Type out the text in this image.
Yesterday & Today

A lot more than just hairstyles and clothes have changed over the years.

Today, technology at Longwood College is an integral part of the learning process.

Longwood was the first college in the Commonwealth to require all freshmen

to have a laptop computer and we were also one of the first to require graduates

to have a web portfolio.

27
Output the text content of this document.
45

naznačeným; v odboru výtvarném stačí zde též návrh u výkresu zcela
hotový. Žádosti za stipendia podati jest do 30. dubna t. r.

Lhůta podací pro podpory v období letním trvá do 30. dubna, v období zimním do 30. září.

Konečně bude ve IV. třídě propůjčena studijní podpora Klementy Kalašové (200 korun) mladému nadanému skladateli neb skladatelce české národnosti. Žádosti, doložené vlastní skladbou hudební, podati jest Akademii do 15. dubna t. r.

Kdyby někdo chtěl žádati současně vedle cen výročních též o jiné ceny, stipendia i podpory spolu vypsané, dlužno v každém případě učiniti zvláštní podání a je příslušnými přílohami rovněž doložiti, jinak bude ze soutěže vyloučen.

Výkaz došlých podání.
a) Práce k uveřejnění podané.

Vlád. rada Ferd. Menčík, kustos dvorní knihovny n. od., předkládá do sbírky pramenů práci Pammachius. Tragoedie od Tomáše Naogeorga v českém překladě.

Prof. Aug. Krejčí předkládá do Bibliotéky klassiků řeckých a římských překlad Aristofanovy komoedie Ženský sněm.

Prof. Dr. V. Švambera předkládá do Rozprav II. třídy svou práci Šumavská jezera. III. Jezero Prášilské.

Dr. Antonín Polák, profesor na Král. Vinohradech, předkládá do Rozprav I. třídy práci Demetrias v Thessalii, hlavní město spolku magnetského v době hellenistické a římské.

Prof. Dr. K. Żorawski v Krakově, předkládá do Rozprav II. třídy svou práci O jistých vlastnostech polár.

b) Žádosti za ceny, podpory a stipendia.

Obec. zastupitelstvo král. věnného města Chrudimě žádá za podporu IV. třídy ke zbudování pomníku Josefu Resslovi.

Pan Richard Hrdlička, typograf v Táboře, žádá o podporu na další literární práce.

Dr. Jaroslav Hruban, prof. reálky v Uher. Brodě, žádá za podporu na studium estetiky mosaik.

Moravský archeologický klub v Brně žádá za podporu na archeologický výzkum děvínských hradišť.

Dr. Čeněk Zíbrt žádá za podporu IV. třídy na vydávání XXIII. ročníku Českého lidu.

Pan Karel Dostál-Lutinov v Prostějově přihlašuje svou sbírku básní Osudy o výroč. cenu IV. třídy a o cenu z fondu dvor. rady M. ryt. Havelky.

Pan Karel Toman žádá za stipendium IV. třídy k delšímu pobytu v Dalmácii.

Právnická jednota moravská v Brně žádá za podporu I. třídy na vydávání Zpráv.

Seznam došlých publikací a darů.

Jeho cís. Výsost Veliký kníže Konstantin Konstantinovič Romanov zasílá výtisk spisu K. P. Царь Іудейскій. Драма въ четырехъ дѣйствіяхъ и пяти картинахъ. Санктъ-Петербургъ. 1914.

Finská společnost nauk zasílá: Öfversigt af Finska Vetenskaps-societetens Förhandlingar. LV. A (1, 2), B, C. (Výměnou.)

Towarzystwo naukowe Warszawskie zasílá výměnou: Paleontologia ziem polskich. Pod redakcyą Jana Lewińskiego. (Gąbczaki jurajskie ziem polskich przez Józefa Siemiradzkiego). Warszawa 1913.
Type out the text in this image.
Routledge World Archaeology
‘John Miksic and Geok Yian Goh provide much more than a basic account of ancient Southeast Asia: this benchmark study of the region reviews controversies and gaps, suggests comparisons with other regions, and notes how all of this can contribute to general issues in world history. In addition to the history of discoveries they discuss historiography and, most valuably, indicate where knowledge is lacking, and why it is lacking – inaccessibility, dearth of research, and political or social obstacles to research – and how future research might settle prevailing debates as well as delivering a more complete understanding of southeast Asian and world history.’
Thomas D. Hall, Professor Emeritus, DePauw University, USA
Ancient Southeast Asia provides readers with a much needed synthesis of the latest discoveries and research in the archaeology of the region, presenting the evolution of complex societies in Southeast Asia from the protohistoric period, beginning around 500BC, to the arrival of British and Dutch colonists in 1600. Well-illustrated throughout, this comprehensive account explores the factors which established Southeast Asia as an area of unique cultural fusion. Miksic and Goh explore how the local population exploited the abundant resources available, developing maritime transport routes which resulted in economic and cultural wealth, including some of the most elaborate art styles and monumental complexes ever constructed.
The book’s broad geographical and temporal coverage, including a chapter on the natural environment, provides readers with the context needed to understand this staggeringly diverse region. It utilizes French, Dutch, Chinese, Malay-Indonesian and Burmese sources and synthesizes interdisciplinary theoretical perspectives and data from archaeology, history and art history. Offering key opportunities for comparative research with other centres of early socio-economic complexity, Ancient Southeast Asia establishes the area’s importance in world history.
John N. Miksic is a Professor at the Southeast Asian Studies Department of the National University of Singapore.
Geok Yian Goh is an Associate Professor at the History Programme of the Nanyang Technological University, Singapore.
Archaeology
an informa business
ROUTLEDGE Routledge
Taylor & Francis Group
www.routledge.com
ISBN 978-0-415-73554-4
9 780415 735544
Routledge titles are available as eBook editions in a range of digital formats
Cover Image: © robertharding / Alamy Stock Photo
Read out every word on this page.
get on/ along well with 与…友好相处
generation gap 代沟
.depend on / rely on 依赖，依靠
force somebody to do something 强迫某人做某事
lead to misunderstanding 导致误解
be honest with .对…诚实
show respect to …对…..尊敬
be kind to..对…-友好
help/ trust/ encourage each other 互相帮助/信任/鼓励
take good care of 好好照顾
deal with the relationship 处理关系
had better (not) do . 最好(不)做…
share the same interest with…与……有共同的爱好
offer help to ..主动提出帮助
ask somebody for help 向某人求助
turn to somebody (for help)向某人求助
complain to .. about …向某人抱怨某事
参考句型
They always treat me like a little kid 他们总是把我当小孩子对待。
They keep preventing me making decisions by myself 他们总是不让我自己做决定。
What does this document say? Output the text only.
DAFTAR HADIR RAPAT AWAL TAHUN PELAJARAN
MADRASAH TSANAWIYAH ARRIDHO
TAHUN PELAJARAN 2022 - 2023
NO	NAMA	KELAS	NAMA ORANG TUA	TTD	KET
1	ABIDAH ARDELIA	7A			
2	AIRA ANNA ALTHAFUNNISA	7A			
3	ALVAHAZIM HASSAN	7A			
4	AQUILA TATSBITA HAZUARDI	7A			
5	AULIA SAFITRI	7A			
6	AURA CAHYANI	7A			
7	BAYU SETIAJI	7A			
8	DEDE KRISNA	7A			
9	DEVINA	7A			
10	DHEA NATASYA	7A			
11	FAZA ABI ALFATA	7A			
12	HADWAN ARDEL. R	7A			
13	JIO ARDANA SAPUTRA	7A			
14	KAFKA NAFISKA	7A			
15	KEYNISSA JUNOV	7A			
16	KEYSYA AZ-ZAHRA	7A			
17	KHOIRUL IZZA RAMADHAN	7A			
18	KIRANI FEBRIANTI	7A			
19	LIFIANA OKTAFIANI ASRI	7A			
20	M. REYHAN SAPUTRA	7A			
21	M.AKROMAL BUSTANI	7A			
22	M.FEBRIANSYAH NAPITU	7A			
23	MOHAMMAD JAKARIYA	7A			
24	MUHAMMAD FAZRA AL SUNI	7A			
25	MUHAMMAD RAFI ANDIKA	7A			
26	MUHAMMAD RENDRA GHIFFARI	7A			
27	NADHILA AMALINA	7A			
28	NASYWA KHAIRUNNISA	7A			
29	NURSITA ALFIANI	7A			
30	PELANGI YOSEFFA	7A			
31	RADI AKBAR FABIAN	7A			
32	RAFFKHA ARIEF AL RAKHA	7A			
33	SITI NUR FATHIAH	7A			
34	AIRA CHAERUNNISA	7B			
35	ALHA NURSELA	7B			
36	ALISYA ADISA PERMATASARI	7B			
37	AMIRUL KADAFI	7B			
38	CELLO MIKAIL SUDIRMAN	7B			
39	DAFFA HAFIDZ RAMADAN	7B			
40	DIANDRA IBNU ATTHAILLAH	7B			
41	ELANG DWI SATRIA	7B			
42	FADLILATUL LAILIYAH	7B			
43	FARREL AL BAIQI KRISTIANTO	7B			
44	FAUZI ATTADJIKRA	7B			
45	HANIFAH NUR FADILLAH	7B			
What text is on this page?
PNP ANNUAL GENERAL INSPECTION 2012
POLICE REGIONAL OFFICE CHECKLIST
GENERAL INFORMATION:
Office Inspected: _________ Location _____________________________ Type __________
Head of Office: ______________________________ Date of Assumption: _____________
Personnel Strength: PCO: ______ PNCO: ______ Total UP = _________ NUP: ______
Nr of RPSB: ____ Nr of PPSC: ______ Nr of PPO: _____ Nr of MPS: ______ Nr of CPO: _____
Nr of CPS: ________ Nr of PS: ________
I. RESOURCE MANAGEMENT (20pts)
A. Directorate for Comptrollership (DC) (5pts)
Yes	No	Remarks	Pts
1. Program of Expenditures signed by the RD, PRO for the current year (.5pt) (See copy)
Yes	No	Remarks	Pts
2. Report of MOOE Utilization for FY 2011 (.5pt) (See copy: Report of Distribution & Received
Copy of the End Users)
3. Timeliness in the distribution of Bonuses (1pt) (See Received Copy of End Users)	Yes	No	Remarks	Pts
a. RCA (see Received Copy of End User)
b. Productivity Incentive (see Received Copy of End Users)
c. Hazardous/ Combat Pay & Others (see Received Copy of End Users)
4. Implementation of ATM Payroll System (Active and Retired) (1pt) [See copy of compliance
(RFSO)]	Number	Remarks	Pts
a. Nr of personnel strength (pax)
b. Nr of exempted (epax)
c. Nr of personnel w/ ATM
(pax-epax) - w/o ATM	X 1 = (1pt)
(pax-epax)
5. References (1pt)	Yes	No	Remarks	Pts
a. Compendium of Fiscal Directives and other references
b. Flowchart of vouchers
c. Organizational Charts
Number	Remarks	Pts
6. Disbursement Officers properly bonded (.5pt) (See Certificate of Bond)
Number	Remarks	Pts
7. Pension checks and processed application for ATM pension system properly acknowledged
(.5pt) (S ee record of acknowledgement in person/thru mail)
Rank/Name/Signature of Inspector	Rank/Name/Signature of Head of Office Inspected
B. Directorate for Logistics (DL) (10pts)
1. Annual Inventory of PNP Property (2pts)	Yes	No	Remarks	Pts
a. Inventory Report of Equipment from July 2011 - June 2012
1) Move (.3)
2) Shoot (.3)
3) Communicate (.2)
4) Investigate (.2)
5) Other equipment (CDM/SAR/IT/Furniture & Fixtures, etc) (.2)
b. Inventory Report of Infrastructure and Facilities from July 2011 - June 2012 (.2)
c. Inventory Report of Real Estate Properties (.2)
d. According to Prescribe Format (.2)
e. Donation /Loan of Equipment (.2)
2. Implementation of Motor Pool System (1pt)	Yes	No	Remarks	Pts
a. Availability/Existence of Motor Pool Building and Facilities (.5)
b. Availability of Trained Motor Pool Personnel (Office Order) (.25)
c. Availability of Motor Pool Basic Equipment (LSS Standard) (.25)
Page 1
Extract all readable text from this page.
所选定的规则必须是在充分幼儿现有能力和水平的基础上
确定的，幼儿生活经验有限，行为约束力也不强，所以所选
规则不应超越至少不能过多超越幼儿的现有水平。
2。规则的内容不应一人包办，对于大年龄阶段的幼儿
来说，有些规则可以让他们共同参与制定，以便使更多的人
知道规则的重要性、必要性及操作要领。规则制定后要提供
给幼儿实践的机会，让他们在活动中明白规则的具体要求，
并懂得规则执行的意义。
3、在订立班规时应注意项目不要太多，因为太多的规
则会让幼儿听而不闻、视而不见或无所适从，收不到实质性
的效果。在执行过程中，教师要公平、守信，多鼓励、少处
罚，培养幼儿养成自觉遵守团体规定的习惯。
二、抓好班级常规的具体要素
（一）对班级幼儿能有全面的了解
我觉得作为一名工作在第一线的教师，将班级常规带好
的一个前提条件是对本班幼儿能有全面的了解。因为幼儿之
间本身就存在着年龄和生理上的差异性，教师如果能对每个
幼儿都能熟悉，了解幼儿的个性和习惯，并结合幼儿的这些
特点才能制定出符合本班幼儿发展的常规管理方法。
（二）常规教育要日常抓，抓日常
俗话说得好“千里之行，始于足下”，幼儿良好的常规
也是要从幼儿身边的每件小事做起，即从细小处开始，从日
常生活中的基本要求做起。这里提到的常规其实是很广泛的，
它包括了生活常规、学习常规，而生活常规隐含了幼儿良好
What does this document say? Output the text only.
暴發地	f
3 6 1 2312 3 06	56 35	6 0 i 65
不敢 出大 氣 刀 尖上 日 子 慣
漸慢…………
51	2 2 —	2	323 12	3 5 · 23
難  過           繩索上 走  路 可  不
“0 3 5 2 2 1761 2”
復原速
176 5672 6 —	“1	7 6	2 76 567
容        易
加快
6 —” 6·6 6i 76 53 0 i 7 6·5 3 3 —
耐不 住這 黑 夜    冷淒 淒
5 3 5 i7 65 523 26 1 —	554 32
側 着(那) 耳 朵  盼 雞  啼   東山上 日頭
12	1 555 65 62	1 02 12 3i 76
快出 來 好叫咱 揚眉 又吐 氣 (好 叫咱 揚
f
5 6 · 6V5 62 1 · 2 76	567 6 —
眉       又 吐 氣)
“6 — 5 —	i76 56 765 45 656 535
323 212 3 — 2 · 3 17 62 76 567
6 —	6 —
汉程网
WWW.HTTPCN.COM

■ Written problem
State the number of lines in the preceding entries that include the word "ceny". Provide nothing else.

■ Response below
2